▶ [TEXT EXCERPT]:
====

Seeing Through the Crustal Memory Effect
In order to better understand the size and longevity of a Crustal Memory Effect (CME) we started by compiling a new multiple sulfur isotope database with extensive sample-specific metadata. After interrogating this database, we found that the MSI record is very biased, with a handful of locations accounting for an outsized proportion of the data. After accounting for these biases we showed that the CME is likely spatially variable, but also that it must be much smaller than previous estimates, which means we can see through the CME and still use the MSI record to trace atmospheric oxygenation.

====

▶ [DATA SHOWN]:
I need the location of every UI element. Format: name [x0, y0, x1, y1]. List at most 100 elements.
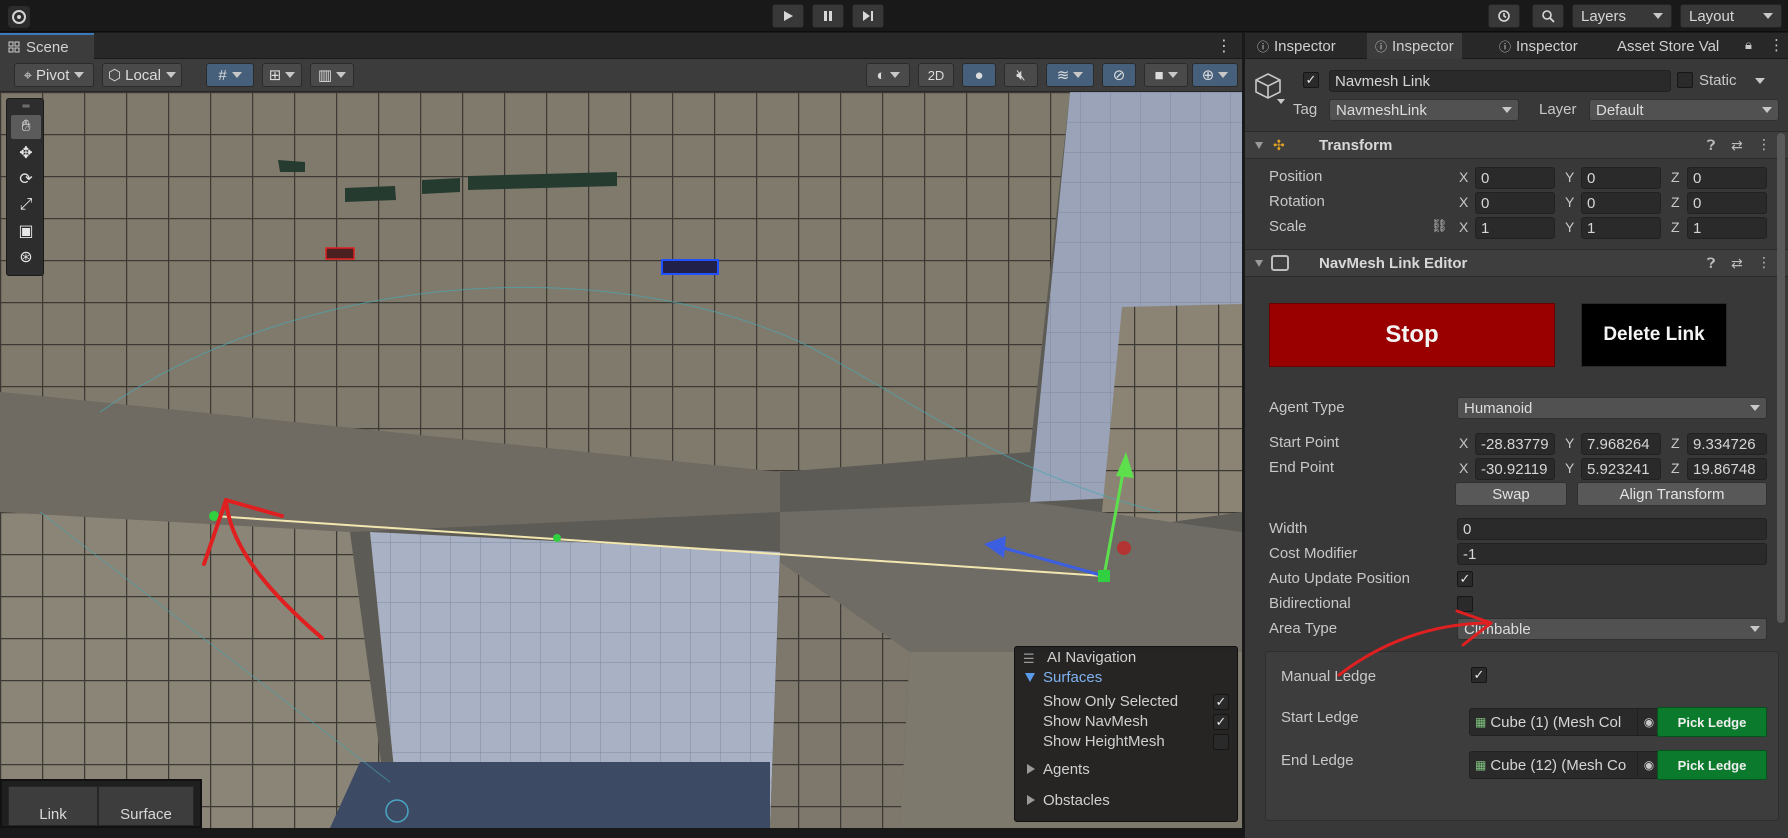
scale-tool-icon[interactable]: ⤢ [11, 193, 41, 217]
play-button[interactable] [772, 4, 804, 28]
ruler-button[interactable]: ▥ [310, 63, 354, 87]
search-button[interactable] [1532, 4, 1564, 28]
layout-dropdown[interactable]: Layout [1680, 4, 1782, 28]
tab-scene[interactable]: Scene [0, 33, 94, 59]
width-field[interactable]: 0 [1457, 518, 1767, 540]
more-options-icon[interactable]: ⋮ [1757, 136, 1771, 153]
position-x-field[interactable]: 0 [1475, 167, 1555, 189]
scene-visibility-toggle[interactable]: ⊘ [1102, 63, 1136, 87]
presets-icon[interactable]: ⇄ [1731, 255, 1743, 272]
tab-asset-store[interactable]: Asset Store Val [1609, 33, 1729, 59]
rotate-tool-icon[interactable]: ⟳ [11, 167, 41, 191]
chevron-down-icon[interactable] [1277, 99, 1285, 104]
pause-button[interactable] [812, 4, 844, 28]
chevron-down-icon[interactable] [1755, 78, 1765, 84]
active-checkbox[interactable]: ✓ [1303, 72, 1319, 88]
surface-tab-button[interactable]: Surface [98, 786, 194, 826]
triangle-right-icon[interactable] [1027, 795, 1035, 805]
effects-toggle[interactable]: ≋ [1046, 63, 1094, 87]
cost-modifier-field[interactable]: -1 [1457, 543, 1767, 565]
chevron-down-icon [285, 72, 296, 78]
pivot-dropdown[interactable]: ⌖ Pivot [14, 63, 94, 87]
more-options-icon[interactable]: ⋮ [1769, 36, 1784, 54]
scale-x-field[interactable]: 1 [1475, 217, 1555, 239]
layer-dropdown[interactable]: Default [1589, 99, 1779, 121]
stop-button[interactable]: Stop [1269, 303, 1555, 367]
presets-icon[interactable]: ⇄ [1731, 137, 1743, 154]
start-ledge-field[interactable]: ▦ Cube (1) (Mesh Col [1469, 708, 1645, 736]
tab-inspector-2[interactable]: ⓘ Inspector [1367, 33, 1462, 59]
rotation-z-field[interactable]: 0 [1687, 192, 1767, 214]
rotation-x-field[interactable]: 0 [1475, 192, 1555, 214]
end-point-z-field[interactable]: 19.86748 [1687, 458, 1767, 480]
drag-handle-icon[interactable]: ☰ [1023, 651, 1035, 667]
pause-icon [824, 11, 832, 21]
agents-foldout[interactable]: Agents [1043, 761, 1090, 778]
scene-tabbar: Scene ⋮ [0, 33, 1242, 59]
object-name-field[interactable]: Navmesh Link [1329, 70, 1671, 92]
static-checkbox[interactable] [1677, 72, 1693, 88]
rotation-y-field[interactable]: 0 [1581, 192, 1661, 214]
help-icon[interactable]: ❓︎ [1707, 137, 1715, 154]
mode-2d-button[interactable]: 2D [918, 63, 954, 87]
show-only-selected-checkbox[interactable]: ✓ [1213, 694, 1229, 710]
step-button[interactable] [852, 4, 884, 28]
gizmos-button[interactable]: ⊕ [1192, 63, 1238, 87]
agent-type-dropdown[interactable]: Humanoid [1457, 397, 1767, 419]
tab-inspector-1[interactable]: ⓘ Inspector [1249, 33, 1344, 59]
info-icon: ⓘ [1257, 39, 1270, 54]
navmesh-link-editor-header[interactable]: NavMesh Link Editor ❓︎ ⇄ ⋮ [1245, 249, 1788, 277]
position-z-field[interactable]: 0 [1687, 167, 1767, 189]
inspector-scrollbar[interactable] [1777, 133, 1785, 623]
delete-link-button[interactable]: Delete Link [1581, 303, 1727, 367]
triangle-down-icon[interactable] [1025, 673, 1035, 682]
lighting-toggle[interactable]: ● [962, 63, 996, 87]
help-icon[interactable]: ❓︎ [1707, 255, 1715, 272]
shading-mode-button[interactable]: ◐ [866, 63, 910, 87]
grid-snap-button[interactable]: # [206, 63, 254, 87]
scale-y-field[interactable]: 1 [1581, 217, 1661, 239]
more-options-icon[interactable]: ⋮ [1216, 36, 1232, 56]
pick-ledge-label: Pick Ledge [1677, 757, 1747, 773]
play-icon [784, 11, 793, 21]
scale-z-field[interactable]: 1 [1687, 217, 1767, 239]
ruler-icon: ▥ [317, 67, 333, 84]
drag-handle-icon[interactable]: ═ [11, 101, 41, 112]
link-tab-button[interactable]: Link [8, 786, 98, 826]
history-button[interactable] [1488, 4, 1520, 28]
start-pick-ledge-button[interactable]: Pick Ledge [1657, 707, 1767, 737]
surfaces-foldout[interactable]: Surfaces [1043, 669, 1102, 686]
transform-tool-icon[interactable]: ⊛ [11, 245, 41, 269]
constrain-proportions-icon[interactable]: ⛓︎ [1431, 218, 1448, 234]
unity-logo-icon[interactable] [8, 6, 30, 28]
lock-icon[interactable]: 🔒︎ [1745, 37, 1752, 53]
position-y-field[interactable]: 0 [1581, 167, 1661, 189]
rect-tool-icon[interactable]: ▣ [11, 219, 41, 243]
hand-tool-icon[interactable]: ✋︎ [11, 115, 41, 139]
end-pick-ledge-button[interactable]: Pick Ledge [1657, 750, 1767, 780]
move-tool-icon[interactable]: ✥ [11, 141, 41, 165]
audio-toggle[interactable]: 🔇︎ [1004, 63, 1038, 87]
start-point-x-field[interactable]: -28.83779 [1475, 433, 1555, 455]
annotation-arrow [1337, 609, 1493, 677]
show-navmesh-checkbox[interactable]: ✓ [1213, 714, 1229, 730]
start-point-z-field[interactable]: 9.334726 [1687, 433, 1767, 455]
obstacles-foldout[interactable]: Obstacles [1043, 792, 1110, 809]
snap-increment-button[interactable]: ⊞ [262, 63, 302, 87]
local-dropdown[interactable]: ⬡ Local [102, 63, 182, 87]
more-options-icon[interactable]: ⋮ [1757, 254, 1771, 271]
end-point-x-field[interactable]: -30.92119 [1475, 458, 1555, 480]
tab-inspector-3[interactable]: ⓘ Inspector [1491, 33, 1586, 59]
end-point-y-field[interactable]: 5.923241 [1581, 458, 1661, 480]
tag-dropdown[interactable]: NavmeshLink [1329, 99, 1519, 121]
layers-dropdown[interactable]: Layers [1572, 4, 1672, 28]
start-point-label: Start Point [1269, 434, 1340, 451]
show-heightmesh-checkbox[interactable] [1213, 734, 1229, 750]
start-point-y-field[interactable]: 7.968264 [1581, 433, 1661, 455]
swap-button[interactable]: Swap [1455, 482, 1567, 506]
align-transform-button[interactable]: Align Transform [1577, 482, 1767, 506]
triangle-right-icon[interactable] [1027, 764, 1035, 774]
camera-settings-button[interactable]: ■ [1144, 63, 1188, 87]
end-ledge-field[interactable]: ▦ Cube (12) (Mesh Co [1469, 751, 1645, 779]
transform-header[interactable]: ✣ Transform ❓︎ ⇄ ⋮ [1245, 131, 1788, 159]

====

▶ [TASK DESCRIPTION]: List every finding that the Crustal Memory Effect text reports from its analysis of the multiple sulfur isotope database.

▶ [TASK RESPONSE]:
- The MSI record is very biased, with a handful of locations accounting for an outsized proportion of the data.
- The CME is likely spatially variable.
- The CME must be much smaller than previous estimates.
- It is possible to see through the CME and still use the MSI record to trace atmospheric oxygenation.